OBJECTIVE
Below are records. Copy every line with "color" in it.

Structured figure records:
--- Begin ---

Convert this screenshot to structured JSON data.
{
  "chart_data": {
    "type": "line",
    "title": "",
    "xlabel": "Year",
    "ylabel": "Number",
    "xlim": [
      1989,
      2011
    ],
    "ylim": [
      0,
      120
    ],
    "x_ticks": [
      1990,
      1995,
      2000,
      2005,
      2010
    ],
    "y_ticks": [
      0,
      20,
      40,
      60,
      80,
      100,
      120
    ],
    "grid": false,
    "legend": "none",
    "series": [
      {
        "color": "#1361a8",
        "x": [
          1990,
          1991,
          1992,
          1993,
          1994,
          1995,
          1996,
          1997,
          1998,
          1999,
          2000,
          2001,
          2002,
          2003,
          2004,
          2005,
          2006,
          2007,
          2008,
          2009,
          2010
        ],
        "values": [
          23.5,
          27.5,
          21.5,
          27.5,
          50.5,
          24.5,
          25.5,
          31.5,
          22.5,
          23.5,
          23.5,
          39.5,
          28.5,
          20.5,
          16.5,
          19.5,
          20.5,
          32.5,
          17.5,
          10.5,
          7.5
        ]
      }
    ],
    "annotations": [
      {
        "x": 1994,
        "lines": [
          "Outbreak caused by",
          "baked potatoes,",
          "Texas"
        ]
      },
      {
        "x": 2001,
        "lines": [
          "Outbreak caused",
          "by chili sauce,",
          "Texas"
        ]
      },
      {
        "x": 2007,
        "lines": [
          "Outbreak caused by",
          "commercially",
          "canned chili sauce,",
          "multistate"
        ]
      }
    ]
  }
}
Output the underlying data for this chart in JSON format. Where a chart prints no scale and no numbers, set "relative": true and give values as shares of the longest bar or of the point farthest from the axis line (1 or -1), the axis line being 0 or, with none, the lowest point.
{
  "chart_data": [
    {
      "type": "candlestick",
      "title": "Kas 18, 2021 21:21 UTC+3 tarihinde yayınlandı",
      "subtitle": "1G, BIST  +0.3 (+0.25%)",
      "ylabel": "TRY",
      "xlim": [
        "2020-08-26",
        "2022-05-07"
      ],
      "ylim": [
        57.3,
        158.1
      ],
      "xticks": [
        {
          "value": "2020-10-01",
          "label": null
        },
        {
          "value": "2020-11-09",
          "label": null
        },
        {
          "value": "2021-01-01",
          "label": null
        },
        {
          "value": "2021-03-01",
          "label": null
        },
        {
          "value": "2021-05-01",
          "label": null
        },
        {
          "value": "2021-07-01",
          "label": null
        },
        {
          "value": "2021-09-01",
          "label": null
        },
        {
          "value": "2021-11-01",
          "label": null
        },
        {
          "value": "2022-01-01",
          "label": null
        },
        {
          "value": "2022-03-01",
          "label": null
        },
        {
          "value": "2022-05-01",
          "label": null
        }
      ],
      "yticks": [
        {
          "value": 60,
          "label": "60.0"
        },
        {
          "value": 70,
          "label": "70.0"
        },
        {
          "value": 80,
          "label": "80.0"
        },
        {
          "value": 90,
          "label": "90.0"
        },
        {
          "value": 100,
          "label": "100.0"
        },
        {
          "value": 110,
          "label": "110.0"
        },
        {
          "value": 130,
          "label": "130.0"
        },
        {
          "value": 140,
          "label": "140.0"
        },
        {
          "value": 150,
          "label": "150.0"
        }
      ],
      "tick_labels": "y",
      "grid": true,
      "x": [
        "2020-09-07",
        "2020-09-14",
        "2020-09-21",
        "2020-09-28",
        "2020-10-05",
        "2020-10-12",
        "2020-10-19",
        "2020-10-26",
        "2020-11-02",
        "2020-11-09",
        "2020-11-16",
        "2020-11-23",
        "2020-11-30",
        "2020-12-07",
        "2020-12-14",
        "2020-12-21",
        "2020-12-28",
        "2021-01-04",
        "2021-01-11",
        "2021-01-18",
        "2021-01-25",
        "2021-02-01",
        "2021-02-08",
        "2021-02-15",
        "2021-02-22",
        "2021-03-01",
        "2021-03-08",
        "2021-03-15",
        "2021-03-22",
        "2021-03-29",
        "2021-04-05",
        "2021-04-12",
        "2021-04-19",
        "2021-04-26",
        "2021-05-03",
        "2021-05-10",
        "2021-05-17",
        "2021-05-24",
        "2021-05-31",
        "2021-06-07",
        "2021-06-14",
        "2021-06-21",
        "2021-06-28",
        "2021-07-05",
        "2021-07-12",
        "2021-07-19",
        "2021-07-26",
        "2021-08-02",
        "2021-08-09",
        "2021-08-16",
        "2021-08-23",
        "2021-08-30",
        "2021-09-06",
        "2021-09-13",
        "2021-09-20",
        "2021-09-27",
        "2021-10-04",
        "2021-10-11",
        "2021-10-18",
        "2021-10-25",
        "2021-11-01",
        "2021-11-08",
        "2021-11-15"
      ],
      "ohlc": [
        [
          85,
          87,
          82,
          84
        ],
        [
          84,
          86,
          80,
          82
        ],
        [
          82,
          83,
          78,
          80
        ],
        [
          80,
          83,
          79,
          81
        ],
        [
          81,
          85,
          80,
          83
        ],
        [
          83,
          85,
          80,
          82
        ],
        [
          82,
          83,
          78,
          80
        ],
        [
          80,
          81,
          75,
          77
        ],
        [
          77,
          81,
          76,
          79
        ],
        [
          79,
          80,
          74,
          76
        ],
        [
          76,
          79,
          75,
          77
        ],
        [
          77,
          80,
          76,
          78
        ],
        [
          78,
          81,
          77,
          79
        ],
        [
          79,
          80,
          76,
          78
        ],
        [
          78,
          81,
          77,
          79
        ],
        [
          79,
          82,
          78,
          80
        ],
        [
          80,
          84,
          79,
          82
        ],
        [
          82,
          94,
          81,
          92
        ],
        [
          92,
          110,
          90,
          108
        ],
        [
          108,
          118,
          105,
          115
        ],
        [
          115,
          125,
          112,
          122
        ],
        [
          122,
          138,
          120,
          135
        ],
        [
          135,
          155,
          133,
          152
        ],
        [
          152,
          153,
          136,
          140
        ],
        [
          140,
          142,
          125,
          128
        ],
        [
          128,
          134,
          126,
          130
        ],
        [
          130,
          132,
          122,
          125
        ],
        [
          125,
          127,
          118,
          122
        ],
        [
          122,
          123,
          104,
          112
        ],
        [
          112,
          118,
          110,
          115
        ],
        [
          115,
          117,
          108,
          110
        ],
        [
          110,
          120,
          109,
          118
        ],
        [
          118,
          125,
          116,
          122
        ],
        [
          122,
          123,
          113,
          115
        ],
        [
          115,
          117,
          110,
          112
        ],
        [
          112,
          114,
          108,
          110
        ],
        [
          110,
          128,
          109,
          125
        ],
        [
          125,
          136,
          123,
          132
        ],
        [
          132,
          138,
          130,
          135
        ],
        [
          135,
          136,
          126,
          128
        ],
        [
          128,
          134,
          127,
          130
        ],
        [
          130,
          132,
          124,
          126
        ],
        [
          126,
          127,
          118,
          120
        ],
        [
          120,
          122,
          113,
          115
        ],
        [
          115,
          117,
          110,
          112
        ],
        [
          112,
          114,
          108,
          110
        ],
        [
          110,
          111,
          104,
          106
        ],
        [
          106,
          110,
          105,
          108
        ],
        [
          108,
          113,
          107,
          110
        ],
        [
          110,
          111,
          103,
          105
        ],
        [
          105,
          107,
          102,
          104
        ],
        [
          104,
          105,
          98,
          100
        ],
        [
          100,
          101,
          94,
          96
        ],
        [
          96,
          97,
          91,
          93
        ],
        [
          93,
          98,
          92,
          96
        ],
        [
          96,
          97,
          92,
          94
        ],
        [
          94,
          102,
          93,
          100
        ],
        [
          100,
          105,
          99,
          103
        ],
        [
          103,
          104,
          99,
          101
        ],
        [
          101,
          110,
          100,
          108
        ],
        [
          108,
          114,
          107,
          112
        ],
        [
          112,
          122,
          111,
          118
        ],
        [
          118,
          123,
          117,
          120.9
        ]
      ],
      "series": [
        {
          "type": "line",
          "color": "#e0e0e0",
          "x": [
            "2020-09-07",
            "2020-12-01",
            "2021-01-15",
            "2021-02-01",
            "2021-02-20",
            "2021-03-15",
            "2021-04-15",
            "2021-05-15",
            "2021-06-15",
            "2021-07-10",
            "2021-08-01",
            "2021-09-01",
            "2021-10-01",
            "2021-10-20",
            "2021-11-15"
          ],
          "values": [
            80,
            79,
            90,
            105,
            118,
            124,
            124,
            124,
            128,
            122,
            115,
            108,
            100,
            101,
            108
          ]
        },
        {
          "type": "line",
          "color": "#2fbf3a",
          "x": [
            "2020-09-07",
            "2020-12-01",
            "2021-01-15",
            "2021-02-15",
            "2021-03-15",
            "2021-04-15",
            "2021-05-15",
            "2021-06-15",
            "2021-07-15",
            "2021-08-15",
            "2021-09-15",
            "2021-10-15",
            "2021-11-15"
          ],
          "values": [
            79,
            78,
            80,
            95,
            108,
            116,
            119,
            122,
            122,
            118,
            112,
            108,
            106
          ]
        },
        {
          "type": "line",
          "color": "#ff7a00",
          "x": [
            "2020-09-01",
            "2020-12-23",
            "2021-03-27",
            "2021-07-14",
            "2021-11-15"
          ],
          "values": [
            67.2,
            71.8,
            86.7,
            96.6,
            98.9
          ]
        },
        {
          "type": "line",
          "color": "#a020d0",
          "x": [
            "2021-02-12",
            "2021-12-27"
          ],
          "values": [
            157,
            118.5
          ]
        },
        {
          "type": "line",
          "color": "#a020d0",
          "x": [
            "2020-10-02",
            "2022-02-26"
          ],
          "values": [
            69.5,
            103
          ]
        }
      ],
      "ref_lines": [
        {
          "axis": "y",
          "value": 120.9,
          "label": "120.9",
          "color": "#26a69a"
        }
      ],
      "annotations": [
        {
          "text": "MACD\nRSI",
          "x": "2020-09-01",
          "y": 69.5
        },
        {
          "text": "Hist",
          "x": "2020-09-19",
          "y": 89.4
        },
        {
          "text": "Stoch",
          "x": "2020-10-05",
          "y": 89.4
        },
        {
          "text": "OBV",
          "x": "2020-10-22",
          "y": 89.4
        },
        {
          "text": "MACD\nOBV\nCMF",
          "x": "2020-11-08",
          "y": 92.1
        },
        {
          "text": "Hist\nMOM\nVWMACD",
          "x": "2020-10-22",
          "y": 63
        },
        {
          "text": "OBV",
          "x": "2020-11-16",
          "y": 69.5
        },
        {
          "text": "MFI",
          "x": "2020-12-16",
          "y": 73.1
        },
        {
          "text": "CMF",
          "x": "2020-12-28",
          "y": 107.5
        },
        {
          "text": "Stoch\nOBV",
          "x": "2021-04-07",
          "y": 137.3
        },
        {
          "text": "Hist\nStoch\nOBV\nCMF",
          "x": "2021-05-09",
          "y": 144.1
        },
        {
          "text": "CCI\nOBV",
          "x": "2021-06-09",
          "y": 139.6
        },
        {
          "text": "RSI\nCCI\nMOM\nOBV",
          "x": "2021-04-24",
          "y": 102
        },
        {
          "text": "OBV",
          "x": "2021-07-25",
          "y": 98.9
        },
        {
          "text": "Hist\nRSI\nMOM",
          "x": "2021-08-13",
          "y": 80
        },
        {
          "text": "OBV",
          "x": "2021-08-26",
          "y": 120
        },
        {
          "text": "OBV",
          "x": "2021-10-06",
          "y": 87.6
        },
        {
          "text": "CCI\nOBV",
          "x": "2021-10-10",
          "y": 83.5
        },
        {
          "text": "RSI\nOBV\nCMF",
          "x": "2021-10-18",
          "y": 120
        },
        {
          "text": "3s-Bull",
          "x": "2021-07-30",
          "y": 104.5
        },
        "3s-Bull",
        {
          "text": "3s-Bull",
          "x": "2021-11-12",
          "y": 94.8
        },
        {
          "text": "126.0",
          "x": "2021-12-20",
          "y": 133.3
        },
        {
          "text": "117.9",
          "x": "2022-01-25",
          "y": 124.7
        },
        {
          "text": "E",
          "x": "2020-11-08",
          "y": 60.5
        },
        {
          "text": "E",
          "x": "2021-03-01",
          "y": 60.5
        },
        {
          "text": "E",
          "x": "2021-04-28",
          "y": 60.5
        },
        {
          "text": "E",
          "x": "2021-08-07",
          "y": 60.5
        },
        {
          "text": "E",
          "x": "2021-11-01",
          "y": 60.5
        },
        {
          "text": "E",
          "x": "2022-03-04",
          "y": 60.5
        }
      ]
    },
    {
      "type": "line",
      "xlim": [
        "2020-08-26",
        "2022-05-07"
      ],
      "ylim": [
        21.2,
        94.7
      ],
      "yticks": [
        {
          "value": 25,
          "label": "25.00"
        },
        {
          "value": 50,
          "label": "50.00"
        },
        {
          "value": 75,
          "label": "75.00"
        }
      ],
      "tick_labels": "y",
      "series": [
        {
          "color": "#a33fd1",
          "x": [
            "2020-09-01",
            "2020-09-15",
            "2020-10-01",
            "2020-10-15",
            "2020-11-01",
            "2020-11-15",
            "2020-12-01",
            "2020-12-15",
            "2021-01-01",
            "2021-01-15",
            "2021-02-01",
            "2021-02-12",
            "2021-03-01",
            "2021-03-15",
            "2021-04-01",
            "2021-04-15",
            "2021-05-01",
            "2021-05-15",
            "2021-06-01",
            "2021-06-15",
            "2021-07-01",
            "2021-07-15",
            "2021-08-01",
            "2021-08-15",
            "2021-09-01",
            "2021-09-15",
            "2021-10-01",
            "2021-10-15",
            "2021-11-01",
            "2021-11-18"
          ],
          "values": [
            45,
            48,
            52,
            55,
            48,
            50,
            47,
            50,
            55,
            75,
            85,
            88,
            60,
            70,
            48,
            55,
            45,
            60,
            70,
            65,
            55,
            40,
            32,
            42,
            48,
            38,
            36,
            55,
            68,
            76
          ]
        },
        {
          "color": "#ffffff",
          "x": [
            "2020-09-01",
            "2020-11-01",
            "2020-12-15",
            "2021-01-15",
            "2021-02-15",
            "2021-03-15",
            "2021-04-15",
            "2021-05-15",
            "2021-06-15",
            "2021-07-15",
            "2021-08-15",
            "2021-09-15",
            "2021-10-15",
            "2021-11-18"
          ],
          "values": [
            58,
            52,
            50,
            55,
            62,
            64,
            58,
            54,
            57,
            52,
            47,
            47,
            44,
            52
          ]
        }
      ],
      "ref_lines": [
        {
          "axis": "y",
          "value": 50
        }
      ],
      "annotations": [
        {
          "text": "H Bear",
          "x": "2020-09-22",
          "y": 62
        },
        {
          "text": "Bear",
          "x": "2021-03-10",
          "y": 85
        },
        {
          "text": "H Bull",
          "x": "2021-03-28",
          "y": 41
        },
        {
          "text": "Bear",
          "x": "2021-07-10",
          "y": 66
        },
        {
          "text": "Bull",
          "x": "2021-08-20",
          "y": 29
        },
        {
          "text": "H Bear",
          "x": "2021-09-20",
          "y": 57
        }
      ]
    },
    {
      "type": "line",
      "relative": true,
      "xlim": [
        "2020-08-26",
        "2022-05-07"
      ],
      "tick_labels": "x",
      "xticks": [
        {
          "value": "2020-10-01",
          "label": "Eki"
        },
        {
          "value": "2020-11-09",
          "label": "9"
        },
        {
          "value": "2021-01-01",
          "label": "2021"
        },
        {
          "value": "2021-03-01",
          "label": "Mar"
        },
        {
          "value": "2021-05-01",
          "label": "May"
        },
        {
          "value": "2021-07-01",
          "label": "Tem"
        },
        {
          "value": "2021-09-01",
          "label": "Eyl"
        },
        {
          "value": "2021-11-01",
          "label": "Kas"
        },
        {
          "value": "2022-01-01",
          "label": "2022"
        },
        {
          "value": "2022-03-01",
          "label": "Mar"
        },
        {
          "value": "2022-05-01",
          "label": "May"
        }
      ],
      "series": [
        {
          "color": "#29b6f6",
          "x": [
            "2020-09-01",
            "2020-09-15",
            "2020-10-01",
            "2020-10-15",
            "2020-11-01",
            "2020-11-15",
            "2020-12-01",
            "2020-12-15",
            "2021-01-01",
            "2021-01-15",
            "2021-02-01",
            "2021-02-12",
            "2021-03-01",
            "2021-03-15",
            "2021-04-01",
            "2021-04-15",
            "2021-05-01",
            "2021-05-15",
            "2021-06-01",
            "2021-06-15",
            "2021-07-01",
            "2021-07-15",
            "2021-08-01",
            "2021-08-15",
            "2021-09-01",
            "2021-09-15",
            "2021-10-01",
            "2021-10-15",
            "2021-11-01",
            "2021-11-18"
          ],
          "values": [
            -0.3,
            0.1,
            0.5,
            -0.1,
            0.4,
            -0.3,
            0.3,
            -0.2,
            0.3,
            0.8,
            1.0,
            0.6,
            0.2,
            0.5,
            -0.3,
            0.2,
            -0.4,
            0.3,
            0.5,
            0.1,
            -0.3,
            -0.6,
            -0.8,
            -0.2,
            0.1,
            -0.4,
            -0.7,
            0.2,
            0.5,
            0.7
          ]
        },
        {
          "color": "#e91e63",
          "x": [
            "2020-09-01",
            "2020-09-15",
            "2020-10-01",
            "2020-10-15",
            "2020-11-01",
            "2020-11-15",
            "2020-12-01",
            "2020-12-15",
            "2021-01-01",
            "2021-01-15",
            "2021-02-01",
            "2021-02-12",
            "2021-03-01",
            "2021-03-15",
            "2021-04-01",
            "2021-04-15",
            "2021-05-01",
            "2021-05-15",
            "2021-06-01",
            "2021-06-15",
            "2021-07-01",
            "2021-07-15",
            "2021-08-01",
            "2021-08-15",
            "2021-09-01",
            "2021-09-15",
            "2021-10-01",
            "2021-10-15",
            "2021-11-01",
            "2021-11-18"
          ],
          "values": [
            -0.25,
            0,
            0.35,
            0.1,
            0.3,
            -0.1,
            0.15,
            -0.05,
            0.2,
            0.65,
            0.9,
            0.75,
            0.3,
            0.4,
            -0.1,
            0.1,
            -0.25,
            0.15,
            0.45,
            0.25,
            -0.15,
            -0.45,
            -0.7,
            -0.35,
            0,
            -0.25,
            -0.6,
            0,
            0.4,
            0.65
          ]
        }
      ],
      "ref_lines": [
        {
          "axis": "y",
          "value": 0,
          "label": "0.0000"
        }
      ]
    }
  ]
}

--- End ---

PROBLEM SOLUTION
        "color": "#1361a8",
          "color": "#e0e0e0",
          "color": "#2fbf3a",
          "color": "#ff7a00",
          "color": "#a020d0",
          "color": "#a020d0",
          "color": "#26a69a"
          "color": "#a33fd1",
          "color": "#ffffff",
          "color": "#29b6f6",
          "color": "#e91e63",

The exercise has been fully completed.